• **RECORDED INFORMATION**
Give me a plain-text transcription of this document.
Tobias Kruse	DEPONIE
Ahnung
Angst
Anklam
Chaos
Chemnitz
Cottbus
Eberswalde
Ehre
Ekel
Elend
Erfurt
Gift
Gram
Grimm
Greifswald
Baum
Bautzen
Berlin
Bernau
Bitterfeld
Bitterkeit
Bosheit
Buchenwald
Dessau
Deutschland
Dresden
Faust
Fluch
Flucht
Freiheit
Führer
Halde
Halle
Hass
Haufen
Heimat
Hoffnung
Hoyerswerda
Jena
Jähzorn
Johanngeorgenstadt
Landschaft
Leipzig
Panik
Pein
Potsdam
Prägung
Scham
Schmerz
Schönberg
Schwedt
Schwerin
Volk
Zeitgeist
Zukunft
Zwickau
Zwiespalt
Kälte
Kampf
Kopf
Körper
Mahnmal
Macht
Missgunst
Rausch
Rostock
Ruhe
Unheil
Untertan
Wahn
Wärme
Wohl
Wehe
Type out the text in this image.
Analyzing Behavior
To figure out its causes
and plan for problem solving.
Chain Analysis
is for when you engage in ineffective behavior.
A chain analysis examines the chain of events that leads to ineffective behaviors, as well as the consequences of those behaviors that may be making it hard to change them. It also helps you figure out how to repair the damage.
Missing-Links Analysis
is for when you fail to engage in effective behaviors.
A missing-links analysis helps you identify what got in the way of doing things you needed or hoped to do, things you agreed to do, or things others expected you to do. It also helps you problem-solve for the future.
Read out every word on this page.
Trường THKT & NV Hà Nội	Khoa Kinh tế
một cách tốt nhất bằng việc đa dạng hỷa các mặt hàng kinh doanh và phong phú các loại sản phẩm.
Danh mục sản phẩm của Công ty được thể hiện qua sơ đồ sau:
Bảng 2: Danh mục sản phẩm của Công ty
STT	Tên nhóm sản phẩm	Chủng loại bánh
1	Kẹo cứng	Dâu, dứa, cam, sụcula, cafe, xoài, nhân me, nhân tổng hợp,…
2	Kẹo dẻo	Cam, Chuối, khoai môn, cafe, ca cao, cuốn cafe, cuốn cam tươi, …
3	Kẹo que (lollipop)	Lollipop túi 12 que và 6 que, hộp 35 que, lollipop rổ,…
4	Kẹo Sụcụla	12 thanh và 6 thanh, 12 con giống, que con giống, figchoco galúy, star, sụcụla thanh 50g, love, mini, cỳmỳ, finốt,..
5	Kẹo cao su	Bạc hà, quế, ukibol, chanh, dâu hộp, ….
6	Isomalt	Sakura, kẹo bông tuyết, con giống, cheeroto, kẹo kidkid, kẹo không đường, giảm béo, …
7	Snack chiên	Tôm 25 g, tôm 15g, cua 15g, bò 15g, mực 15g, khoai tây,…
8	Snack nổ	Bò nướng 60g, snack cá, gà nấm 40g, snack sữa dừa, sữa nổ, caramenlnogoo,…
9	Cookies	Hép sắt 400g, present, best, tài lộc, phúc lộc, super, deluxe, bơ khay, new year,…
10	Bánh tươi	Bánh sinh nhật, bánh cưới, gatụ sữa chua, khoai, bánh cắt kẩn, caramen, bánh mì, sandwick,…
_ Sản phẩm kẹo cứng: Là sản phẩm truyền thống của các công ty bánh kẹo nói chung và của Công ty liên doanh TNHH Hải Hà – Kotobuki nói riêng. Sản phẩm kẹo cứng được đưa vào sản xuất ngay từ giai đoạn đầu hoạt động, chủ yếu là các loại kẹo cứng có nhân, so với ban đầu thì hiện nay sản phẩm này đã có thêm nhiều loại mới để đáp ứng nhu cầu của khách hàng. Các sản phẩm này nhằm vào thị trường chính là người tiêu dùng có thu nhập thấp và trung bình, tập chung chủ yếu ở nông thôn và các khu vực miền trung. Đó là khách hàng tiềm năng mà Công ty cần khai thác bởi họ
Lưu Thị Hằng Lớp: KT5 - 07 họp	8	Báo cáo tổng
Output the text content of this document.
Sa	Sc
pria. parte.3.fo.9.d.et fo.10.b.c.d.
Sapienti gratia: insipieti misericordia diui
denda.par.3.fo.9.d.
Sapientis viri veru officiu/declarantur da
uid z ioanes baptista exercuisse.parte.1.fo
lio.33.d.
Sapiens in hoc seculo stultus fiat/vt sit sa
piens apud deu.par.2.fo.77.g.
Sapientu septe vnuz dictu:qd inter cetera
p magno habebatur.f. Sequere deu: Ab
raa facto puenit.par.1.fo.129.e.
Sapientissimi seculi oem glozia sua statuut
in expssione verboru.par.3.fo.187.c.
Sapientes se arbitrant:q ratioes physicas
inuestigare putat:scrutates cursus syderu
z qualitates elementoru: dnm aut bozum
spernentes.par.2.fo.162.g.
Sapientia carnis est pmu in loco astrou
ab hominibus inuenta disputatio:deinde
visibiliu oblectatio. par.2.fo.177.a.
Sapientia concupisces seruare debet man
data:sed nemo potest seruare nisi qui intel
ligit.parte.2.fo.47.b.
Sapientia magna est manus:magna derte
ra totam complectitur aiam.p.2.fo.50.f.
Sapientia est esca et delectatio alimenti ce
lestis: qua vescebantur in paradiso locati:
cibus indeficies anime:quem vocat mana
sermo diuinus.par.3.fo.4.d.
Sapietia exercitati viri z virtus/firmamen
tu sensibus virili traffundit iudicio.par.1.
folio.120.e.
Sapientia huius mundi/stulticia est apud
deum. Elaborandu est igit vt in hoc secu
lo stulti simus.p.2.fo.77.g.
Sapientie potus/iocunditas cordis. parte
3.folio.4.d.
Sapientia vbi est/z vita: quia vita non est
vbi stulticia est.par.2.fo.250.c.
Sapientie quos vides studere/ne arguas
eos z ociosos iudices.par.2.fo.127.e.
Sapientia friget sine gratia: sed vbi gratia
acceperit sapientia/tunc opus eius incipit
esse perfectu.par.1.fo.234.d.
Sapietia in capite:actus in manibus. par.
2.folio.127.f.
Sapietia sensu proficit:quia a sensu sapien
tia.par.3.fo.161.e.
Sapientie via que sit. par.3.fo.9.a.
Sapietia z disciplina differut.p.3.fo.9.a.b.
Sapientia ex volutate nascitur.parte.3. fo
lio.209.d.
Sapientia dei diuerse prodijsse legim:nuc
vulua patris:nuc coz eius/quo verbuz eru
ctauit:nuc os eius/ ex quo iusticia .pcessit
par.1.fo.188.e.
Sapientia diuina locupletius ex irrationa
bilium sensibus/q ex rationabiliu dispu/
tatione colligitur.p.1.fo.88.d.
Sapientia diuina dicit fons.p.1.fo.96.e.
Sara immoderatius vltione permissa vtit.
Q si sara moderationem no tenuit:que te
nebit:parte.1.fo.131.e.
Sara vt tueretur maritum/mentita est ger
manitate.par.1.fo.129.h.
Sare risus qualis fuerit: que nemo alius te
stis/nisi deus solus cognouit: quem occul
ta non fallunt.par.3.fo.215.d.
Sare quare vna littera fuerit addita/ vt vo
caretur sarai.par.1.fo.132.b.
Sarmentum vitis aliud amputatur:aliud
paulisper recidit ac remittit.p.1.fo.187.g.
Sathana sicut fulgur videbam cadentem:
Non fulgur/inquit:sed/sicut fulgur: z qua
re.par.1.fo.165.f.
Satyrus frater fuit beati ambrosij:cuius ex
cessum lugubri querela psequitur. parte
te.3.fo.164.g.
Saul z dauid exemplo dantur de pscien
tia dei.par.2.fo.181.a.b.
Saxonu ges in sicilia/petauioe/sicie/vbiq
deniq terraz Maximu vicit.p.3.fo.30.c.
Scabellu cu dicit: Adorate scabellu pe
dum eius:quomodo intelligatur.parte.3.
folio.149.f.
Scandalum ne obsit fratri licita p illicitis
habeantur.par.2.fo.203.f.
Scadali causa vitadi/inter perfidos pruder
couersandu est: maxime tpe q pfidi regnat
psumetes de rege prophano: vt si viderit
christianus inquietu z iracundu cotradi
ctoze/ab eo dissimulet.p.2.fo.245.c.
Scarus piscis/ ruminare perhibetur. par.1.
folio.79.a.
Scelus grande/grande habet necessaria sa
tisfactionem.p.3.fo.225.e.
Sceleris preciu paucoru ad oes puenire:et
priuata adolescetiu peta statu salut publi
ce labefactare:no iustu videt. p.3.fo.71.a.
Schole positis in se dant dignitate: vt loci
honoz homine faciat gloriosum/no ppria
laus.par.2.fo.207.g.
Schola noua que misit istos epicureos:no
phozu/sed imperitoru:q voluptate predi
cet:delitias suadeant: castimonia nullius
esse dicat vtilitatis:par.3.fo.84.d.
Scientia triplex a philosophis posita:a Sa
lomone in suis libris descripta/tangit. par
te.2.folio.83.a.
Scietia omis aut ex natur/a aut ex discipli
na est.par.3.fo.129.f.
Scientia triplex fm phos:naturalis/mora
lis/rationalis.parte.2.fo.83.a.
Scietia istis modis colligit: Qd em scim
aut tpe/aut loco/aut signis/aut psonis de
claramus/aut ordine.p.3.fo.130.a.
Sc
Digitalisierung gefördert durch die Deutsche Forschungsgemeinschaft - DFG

• **PROBLEM DETAILS**
Pull every line containing "folio" from the data.

• **FULL ANSWER**
folio.120.e.
3.folio.4.d.
2.folio.127.f.
folio.149.f.
folio.79.a.
te.2.folio.83.a.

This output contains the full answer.